Work item A: Repeat everything in the Florent Stevance profile from "Youth career" down to "Charleroi / 18 / (1)", word for word.
Work item B: Carry on the Florent Stevance profile from the point where it ends.

Supplied passage:
==============================
Florent Stevance

Personal information
- Date of birth: 8 October 1988 (age 37)
- Place of birth: Le Quesnoy, France
- Height: 1.87 m (6 ft 2 in)
- Position: Striker

Team information
- Current team: Olympique St Quentin

Youth career
- 2009–2013: AS Aulnoye

Senior career*
- Years: Team / Apps / (Gls)
- 2013–2014: Boussu Dour Borinage / 30 / (11)
- 2014–2015: Seraing United / 34 / (17)
- 2015–2018: Charleroi / 18 / (1)
- 2017: → Roeselare (loan) / 9 / (2)
- 2017–2018: → Tubize (loan) / 14 / (7)
- 2018: Tours / 13 / (3)
- 2019–2021: Seraing / 27 / (10)
- 2021–2022: US Maubeuge / 25 / (15)
- 2022–2023: Feignies Aulnoye / 26 / (16)
==============================
Excerpted data:

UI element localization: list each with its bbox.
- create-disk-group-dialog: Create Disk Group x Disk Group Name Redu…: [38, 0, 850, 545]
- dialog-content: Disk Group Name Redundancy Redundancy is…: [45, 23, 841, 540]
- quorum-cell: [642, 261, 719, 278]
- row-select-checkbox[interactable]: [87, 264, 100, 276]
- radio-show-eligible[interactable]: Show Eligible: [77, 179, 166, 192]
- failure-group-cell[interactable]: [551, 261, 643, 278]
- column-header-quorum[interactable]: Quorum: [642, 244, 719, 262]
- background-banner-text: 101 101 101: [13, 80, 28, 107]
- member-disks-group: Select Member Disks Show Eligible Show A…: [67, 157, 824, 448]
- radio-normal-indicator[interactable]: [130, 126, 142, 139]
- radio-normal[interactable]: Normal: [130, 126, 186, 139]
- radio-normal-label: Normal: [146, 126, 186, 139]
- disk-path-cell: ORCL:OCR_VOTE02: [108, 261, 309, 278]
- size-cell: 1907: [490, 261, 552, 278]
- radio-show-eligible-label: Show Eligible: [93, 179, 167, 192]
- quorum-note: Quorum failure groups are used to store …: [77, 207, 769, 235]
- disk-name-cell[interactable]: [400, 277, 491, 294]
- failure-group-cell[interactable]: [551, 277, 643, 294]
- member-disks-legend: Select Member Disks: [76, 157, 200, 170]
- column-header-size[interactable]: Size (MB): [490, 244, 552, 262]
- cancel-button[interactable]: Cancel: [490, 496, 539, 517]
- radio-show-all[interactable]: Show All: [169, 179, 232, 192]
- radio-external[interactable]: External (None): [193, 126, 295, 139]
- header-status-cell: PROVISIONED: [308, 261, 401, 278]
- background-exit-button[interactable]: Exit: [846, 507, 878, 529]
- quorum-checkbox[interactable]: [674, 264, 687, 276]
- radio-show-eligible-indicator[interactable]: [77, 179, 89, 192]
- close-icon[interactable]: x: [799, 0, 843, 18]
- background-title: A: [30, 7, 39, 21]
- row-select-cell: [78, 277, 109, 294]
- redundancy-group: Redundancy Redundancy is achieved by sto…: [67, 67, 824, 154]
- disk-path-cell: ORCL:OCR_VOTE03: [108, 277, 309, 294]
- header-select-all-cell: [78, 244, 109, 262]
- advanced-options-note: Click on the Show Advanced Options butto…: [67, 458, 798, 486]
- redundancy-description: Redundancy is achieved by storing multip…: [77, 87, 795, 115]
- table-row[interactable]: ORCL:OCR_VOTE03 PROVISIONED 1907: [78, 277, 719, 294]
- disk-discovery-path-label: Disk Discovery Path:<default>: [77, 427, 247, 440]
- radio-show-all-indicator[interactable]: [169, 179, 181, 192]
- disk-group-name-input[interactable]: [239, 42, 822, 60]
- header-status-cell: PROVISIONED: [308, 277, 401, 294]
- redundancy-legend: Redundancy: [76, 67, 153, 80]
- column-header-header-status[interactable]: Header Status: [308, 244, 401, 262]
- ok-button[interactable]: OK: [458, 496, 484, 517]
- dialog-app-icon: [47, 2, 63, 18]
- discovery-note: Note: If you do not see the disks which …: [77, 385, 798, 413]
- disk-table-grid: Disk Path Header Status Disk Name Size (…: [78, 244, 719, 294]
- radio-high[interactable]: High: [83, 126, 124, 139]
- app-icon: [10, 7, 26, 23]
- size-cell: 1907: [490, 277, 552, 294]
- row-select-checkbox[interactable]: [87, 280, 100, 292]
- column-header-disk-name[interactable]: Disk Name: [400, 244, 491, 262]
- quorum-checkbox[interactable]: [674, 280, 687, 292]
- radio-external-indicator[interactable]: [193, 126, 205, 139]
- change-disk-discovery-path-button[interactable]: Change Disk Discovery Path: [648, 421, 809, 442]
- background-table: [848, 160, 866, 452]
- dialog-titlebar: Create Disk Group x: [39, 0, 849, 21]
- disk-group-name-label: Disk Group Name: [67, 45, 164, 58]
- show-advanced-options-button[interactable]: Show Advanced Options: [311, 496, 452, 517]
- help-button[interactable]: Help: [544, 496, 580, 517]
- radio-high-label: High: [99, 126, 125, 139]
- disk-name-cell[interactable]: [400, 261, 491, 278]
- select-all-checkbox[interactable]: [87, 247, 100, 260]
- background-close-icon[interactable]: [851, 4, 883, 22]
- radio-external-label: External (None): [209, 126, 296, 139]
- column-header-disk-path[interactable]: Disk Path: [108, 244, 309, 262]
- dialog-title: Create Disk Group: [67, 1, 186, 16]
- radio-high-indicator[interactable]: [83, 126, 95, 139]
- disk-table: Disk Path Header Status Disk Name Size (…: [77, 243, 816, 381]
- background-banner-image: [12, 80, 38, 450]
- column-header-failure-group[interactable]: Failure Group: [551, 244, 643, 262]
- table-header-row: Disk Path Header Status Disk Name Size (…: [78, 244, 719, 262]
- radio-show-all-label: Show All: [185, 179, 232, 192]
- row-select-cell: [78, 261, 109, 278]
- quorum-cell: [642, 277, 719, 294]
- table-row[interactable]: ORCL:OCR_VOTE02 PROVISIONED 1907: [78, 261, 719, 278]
==============================
Expected answer A:
Youth career
- 2009–2013: AS Aulnoye

Senior career*
- Years: Team / Apps / (Gls)
- 2013–2014: Boussu Dour Borinage / 30 / (11)
- 2014–2015: Seraing United / 34 / (17)
- 2015–2018: Charleroi / 18 / (1)

Expected answer B:
- 2023–: Olympique St Quentin / 32 / (20)

= Florent Stevance =

French footballer (born 1988)

Florent Stevance (born 8 October 1988) is a French professional footballer who plays as a striker for Championnat National 3 club Olympique St Quentin.

==Career==
In summer 2015, Stevance joined Charleroi on a two-year contract with the option of a further two years.

In January 2019, after six month with Tours, he signed a 2 1/2-year contract with Seraing.